| Passage given |

· · · ·

REAP's mission is to increase renewable energy
development and promote energy efficiency in Alaska.
REAP runs programs for, and collaborates with, a
number of state and federal agencies, national
laboratories, universities and other NGOs.
REAP is focused not just on technology, but also the
policy and financing, and especially the people, that
are necessary for Alaska to transition to local,
affordable, stably-priced renewable energy and energy
efficiency.
1:55:53 PM
MR. ROSE advanced to slide 3 and spoke to the following points:
Presentation Overview
• Railbelt electricity rates have been rising much
faster than in the Lower 48
• Cook Inlet natural gas prices have also been rising
quickly
• Alaska DNR says Cook Inlet gas production will see a
shortfall as soon as 2027
• If the Railbelt imports LNG to make up for the
shortfall:
• Natural gas costs will dramatically increase,
raising rates for Railbelt consumers
• PCE reimbursements across rural Alaska will
take a steep hit
• The volatility of electricity prices across
the state will increase
• Renewable energy costs have fallen precipitously
worldwide, making it the cheapest electricity that
can be generated in most jurisdictions
• The Railbelt needs a renewable portfolio standard
to diversify our sources of electricity, and
accelerate the deployment of local renewable energy
resources to protect consumers
1:57:55 PM
MR. ROSE displayed the graph on slide 4, Railbelt Residential
Electric Rates Have Risen Quickly. He stated that the colored
lines show the rates for the four different co-ops from 1/1/2013
to 1/1/2022. The green line running along the bottom is the
national average which is about $0.14 per kilowatt hour (kWh).

· · · ·

| Objectives |
**1.** Translate this sentence from the Alaska energy passage into Spanish: "REAP's mission is to increase renewable energy development and promote energy efficiency in Alaska."
**2.** Return the stretch of the Alaska energy passage from "REAP is focused" to "efficiency.", word for word.
**3.** Write the next part of the Alaska energy passage, picking up after its last sentence.
The lines below come from a different source than the Alaska energy passage.

| Supplied information |
· · · ·

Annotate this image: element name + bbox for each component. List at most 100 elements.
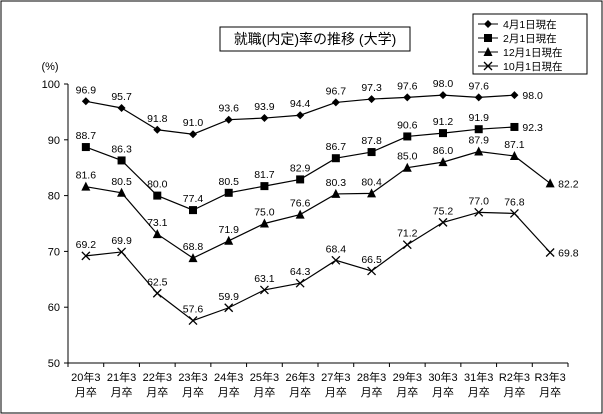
- data-label: 87.1: [504, 139, 525, 151]
- data-label: 91.2: [433, 116, 454, 128]
- data-label: 76.6: [290, 198, 311, 210]
- series-line-x: [85, 211, 551, 322]
- data-label: 63.1: [254, 273, 275, 285]
- chart-title: 就職(内定)率の推移 (大学): [234, 31, 397, 47]
- point-triangle: [295, 209, 305, 219]
- x-tick-label: R3年3 月卒: [535, 370, 566, 399]
- point-square: [296, 175, 305, 184]
- point-x: [117, 247, 127, 257]
- data-label: 64.3: [290, 266, 311, 278]
- legend-marker-square: [484, 34, 492, 42]
- data-label: 80.5: [111, 176, 132, 188]
- point-triangle: [152, 229, 162, 239]
- data-label: 76.8: [504, 196, 525, 208]
- data-label: 88.7: [76, 130, 97, 142]
- x-tick-label: 31年3 月卒: [464, 370, 493, 399]
- x-tick-label: 28年3 月卒: [357, 370, 386, 399]
- point-diamond: [296, 111, 305, 120]
- series-line-triangle: [85, 150, 551, 259]
- data-label: 57.6: [183, 304, 204, 316]
- y-tick-label: 70: [48, 246, 60, 258]
- point-diamond: [474, 93, 483, 102]
- series-markers: [81, 91, 555, 326]
- point-square: [260, 182, 269, 191]
- data-label: 91.0: [183, 117, 204, 129]
- point-square: [510, 122, 519, 131]
- x-tick-label: 27年3 月卒: [321, 370, 350, 399]
- point-triangle: [438, 157, 448, 167]
- point-x: [224, 303, 234, 313]
- point-square: [439, 129, 447, 138]
- data-label: 93.9: [254, 101, 275, 113]
- legend-marker-triangle: [483, 47, 493, 56]
- data-label: 86.7: [326, 141, 347, 153]
- data-label: 68.8: [183, 241, 204, 253]
- x-tick-label: 25年3 月卒: [250, 370, 279, 399]
- data-label: 81.7: [254, 169, 275, 181]
- x-tick-label: 26年3 月卒: [285, 370, 314, 399]
- data-label: 80.3: [326, 177, 347, 189]
- data-label: 86.3: [111, 143, 132, 155]
- legend-marker-x: [483, 61, 493, 71]
- data-label: 75.2: [433, 205, 454, 217]
- data-label: 96.7: [326, 85, 347, 97]
- point-square: [331, 154, 340, 163]
- point-diamond: [439, 91, 447, 100]
- data-label: 66.5: [361, 254, 382, 266]
- y-tick-label: 80: [48, 191, 60, 203]
- data-label: 81.6: [76, 170, 97, 182]
- data-label: 96.9: [76, 84, 97, 96]
- point-square: [367, 148, 376, 157]
- point-diamond: [510, 91, 519, 100]
- point-square: [117, 156, 126, 165]
- point-x: [474, 207, 484, 217]
- point-triangle: [402, 162, 412, 172]
- y-tick-label: 60: [48, 302, 60, 314]
- point-diamond: [260, 114, 269, 123]
- data-label: 77.4: [183, 193, 204, 205]
- point-diamond: [331, 98, 340, 107]
- y-tick-label: 50: [48, 358, 60, 370]
- x-tick-label: 23年3 月卒: [178, 370, 207, 399]
- legend-label: 2月1日現在: [503, 33, 557, 45]
- point-x: [545, 248, 555, 257]
- data-label: 94.4: [290, 98, 311, 110]
- point-triangle: [509, 150, 519, 160]
- legend: 4月1日現在 2月1日現在 12月1日現在 10月1日現在: [478, 19, 563, 73]
- point-square: [474, 125, 483, 134]
- point-diamond: [403, 93, 412, 102]
- data-label: 71.9: [218, 224, 239, 236]
- data-label: 62.5: [147, 276, 168, 288]
- point-diamond: [224, 115, 233, 124]
- y-axis-label: (%): [41, 61, 58, 73]
- data-label: 91.8: [147, 113, 168, 125]
- point-triangle: [224, 235, 234, 245]
- point-triangle: [545, 178, 555, 188]
- data-label: 80.4: [361, 176, 382, 188]
- point-triangle: [259, 218, 269, 228]
- point-x: [367, 266, 377, 276]
- point-x: [402, 240, 412, 250]
- data-label: 77.0: [468, 195, 489, 207]
- y-tick-label: 100: [42, 79, 60, 91]
- point-triangle: [81, 181, 91, 191]
- data-label: 98.0: [433, 78, 454, 90]
- data-label: 71.2: [397, 228, 418, 240]
- x-tick-label: 20年3 月卒: [71, 370, 100, 399]
- data-label: 69.9: [111, 235, 132, 247]
- point-square: [153, 191, 162, 200]
- data-label: 92.3: [522, 122, 543, 134]
- point-square: [81, 143, 90, 152]
- legend-marker-diamond: [484, 20, 492, 28]
- point-diamond: [189, 130, 197, 139]
- point-diamond: [367, 95, 376, 104]
- x-tick-label: R2年3 月卒: [499, 370, 530, 399]
- data-label: 73.1: [147, 217, 168, 229]
- data-label: 68.4: [326, 243, 347, 255]
- y-ticks: 50 60 70 80 90 100: [42, 79, 68, 370]
- point-triangle: [117, 187, 127, 197]
- point-square: [224, 188, 233, 197]
- data-labels: 96.9 95.7 91.8 91.0 93.6 93.9 94.4 96.7 97.3 97.6…: [76, 78, 579, 315]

· · · ·

| Replies |
**1.** La misión de REAP es aumentar el desarrollo de la energía renovable y promover la eficiencia energética en Alaska.

**2.**
REAP is focused not just on technology, but also the
policy and financing, and especially the people, that
are necessary for Alaska to transition to local,
affordable, stably-priced renewable energy and energy
efficiency.

**3.**
This clearly illustrates that all four Railbelt utilities have
much higher electricity prices than the US national average. The
ratepayers on the Kenai Peninsula and in the Fairbanks area pay
the highest at $0.25- $0.35/kWh. High electrical rates make the
area less attractive for investors and as a place to live.
1:58:40 PM
MR. ROSE advanced to slide 5, Cook Inlet and US Natural Gas
prices, $/Mcf. He noted that the Henry Hub natural gas spot
price is the index in the lower 48; the dotted and solid blue
lines show the recent declines in price. The orange lines
reflect Cook Inlet prices that have been rising steadily since
2000 from just over $2.00/Mcf to closer to $7.50/Mcf. He said
that's really what's been driving up the price of electricity.
1:59:36 PM
MR. ROSE advanced to slide 6, Forecast Proved Developed and
Proved Undeveloped. He explained that this Department of Natural
Resources (DNR) graph illustrates the impending shortage of
natural gas in Cook Inlet. In 2027, a significant shift is
apparent; as the graph indicates, natural gas production in Cook
Inlet will fall below the level of consumption for the first
time. The horizontal blue line that is hovering around 70
billion cubic feet (BCF), represents the annual natural gas
usage by the four electric utilities and Enstar for electricity
generation and heating purposes. The orange section on the
graph, which represents proved undeveloped gas reserves, is
highlighted as an area that necessitates substantial investment.
To ensure a steady gas supply until 2027, it is apparent that
around 15 wells per year need to be drilled in Cook Inlet.
2:01:11 PM
MR. ROSE explained that the graph on slide 7 illustrates the
world's LNG spot prices the last two years and reflects a
considerable degree of volatility. It particularly focuses on
various indices associated with the Asian Pacific region. He
noted the Henry Hub (HH) index, in the US where there are
pipelines, is relatively low and stable compared to the more
volatile Title Transfer Facility (TTF) index that is European.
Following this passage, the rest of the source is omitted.